#### PROVIDED RECORDS ####
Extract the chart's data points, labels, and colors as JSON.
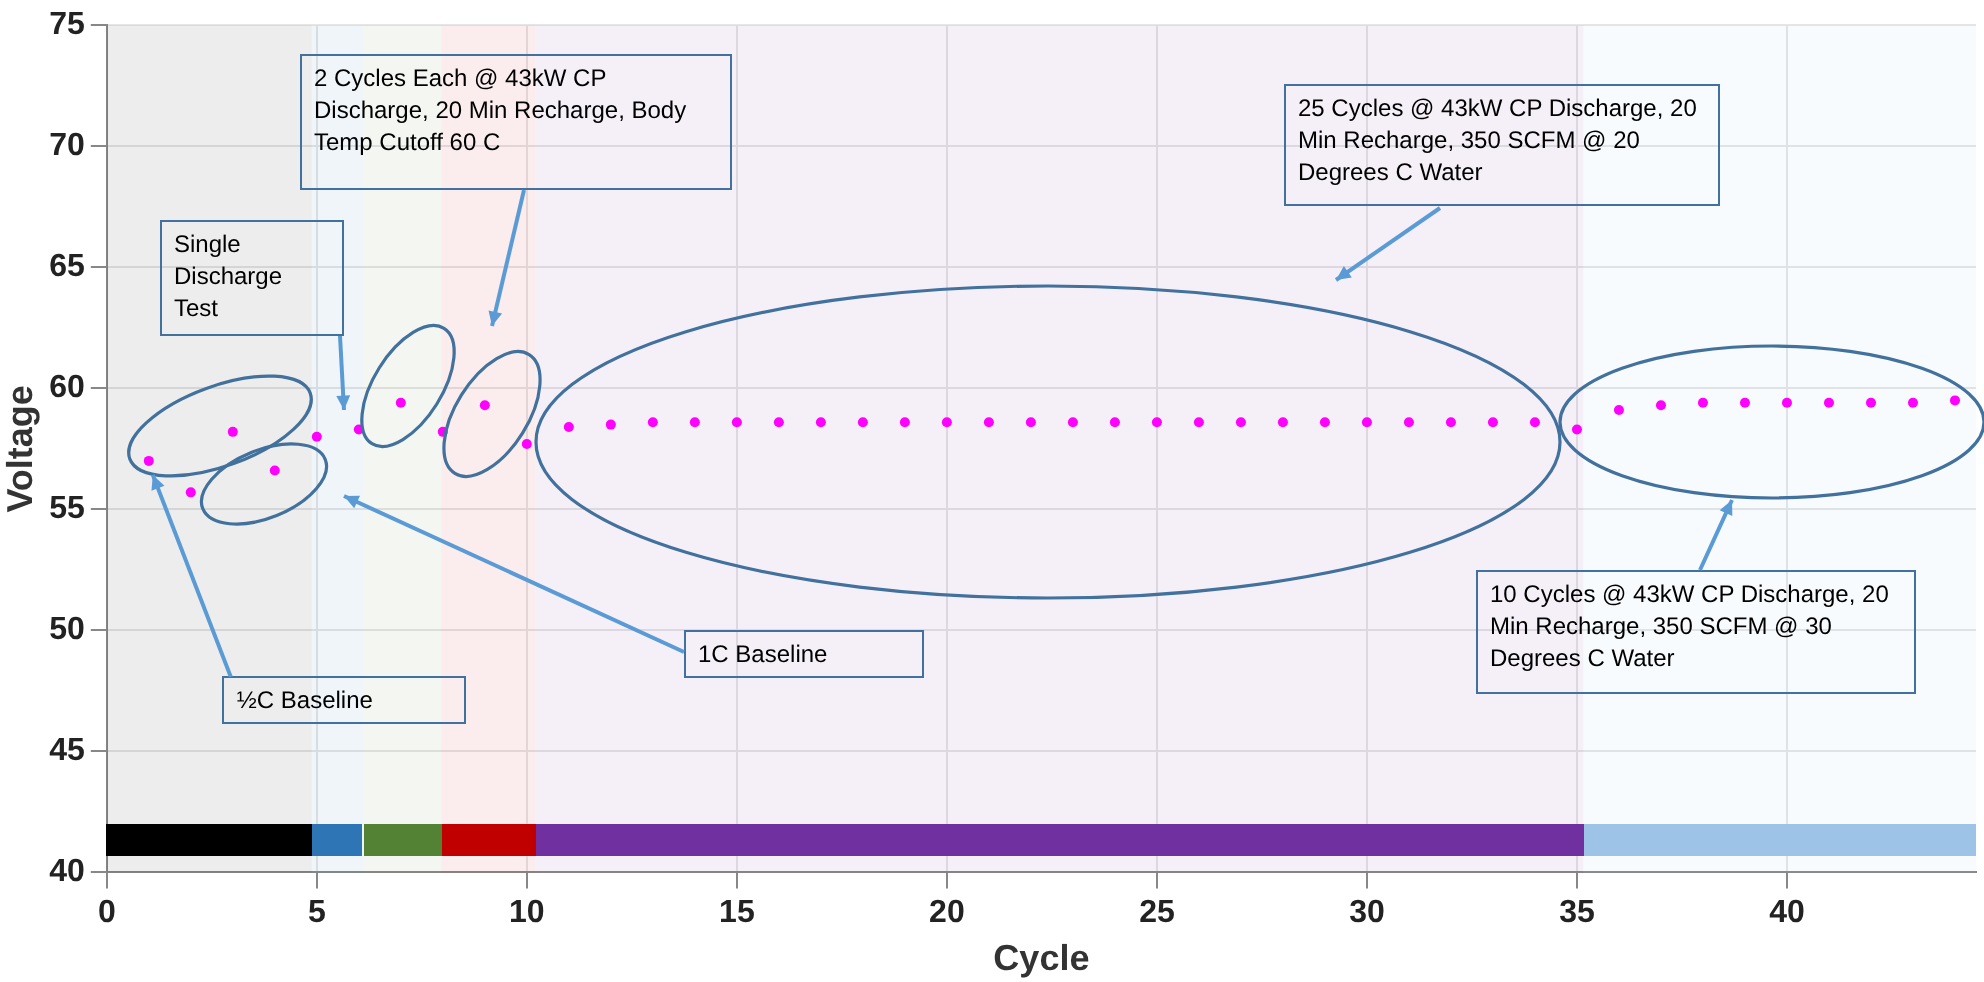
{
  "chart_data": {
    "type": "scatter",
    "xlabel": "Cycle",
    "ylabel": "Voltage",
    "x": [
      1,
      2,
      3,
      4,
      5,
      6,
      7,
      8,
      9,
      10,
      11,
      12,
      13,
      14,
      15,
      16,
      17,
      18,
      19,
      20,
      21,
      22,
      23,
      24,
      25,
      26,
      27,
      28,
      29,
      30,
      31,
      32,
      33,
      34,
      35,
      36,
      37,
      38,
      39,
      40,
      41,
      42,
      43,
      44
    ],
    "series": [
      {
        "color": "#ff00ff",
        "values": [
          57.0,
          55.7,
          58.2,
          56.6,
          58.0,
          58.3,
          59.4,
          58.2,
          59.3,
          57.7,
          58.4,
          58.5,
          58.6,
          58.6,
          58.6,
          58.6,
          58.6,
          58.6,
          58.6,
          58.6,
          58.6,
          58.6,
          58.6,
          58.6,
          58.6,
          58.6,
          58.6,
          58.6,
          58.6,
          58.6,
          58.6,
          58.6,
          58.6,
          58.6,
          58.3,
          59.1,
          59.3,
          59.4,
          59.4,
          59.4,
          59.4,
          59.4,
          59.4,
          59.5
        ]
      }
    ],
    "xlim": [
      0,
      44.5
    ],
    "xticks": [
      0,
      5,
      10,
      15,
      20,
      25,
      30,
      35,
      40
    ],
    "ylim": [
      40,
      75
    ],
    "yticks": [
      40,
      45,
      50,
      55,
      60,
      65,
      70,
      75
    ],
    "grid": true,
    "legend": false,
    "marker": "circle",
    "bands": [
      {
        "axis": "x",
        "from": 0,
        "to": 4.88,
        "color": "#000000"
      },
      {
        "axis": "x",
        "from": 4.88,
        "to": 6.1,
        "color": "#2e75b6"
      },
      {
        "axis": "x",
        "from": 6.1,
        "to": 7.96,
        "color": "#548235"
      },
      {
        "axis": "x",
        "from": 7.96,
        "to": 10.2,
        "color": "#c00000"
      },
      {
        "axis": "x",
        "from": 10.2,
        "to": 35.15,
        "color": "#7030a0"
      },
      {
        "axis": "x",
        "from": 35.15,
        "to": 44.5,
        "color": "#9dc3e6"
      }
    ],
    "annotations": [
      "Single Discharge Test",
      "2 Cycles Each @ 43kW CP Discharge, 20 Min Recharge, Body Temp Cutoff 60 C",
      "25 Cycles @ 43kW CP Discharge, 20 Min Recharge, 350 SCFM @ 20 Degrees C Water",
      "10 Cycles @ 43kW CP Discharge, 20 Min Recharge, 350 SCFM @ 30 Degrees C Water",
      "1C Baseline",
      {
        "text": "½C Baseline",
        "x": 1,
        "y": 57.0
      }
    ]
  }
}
####
Transcribe the full listing above exactly, with the images removed.

Extract the chart's data points, labels, and colors as JSON.
{
  "chart_data": {
    "type": "scatter",
    "xlabel": "Cycle",
    "ylabel": "Voltage",
    "x": [
      1,
      2,
      3,
      4,
      5,
      6,
      7,
      8,
      9,
      10,
      11,
      12,
      13,
      14,
      15,
      16,
      17,
      18,
      19,
      20,
      21,
      22,
      23,
      24,
      25,
      26,
      27,
      28,
      29,
      30,
      31,
      32,
      33,
      34,
      35,
      36,
      37,
      38,
      39,
      40,
      41,
      42,
      43,
      44
    ],
    "series": [
      {
        "color": "#ff00ff",
        "values": [
          57.0,
          55.7,
          58.2,
          56.6,
          58.0,
          58.3,
          59.4,
          58.2,
          59.3,
          57.7,
          58.4,
          58.5,
          58.6,
          58.6,
          58.6,
          58.6,
          58.6,
          58.6,
          58.6,
          58.6,
          58.6,
          58.6,
          58.6,
          58.6,
          58.6,
          58.6,
          58.6,
          58.6,
          58.6,
          58.6,
          58.6,
          58.6,
          58.6,
          58.6,
          58.3,
          59.1,
          59.3,
          59.4,
          59.4,
          59.4,
          59.4,
          59.4,
          59.4,
          59.5
        ]
      }
    ],
    "xlim": [
      0,
      44.5
    ],
    "xticks": [
      0,
      5,
      10,
      15,
      20,
      25,
      30,
      35,
      40
    ],
    "ylim": [
      40,
      75
    ],
    "yticks": [
      40,
      45,
      50,
      55,
      60,
      65,
      70,
      75
    ],
    "grid": true,
    "legend": false,
    "marker": "circle",
    "bands": [
      {
        "axis": "x",
        "from": 0,
        "to": 4.88,
        "color": "#000000"
      },
      {
        "axis": "x",
        "from": 4.88,
        "to": 6.1,
        "color": "#2e75b6"
      },
      {
        "axis": "x",
        "from": 6.1,
        "to": 7.96,
        "color": "#548235"
      },
      {
        "axis": "x",
        "from": 7.96,
        "to": 10.2,
        "color": "#c00000"
      },
      {
        "axis": "x",
        "from": 10.2,
        "to": 35.15,
        "color": "#7030a0"
      },
      {
        "axis": "x",
        "from": 35.15,
        "to": 44.5,
        "color": "#9dc3e6"
      }
    ],
    "annotations": [
      "Single Discharge Test",
      "2 Cycles Each @ 43kW CP Discharge, 20 Min Recharge, Body Temp Cutoff 60 C",
      "25 Cycles @ 43kW CP Discharge, 20 Min Recharge, 350 SCFM @ 20 Degrees C Water",
      "10 Cycles @ 43kW CP Discharge, 20 Min Recharge, 350 SCFM @ 30 Degrees C Water",
      "1C Baseline",
      {
        "text": "½C Baseline",
        "x": 1,
        "y": 57.0
      }
    ]
  }
}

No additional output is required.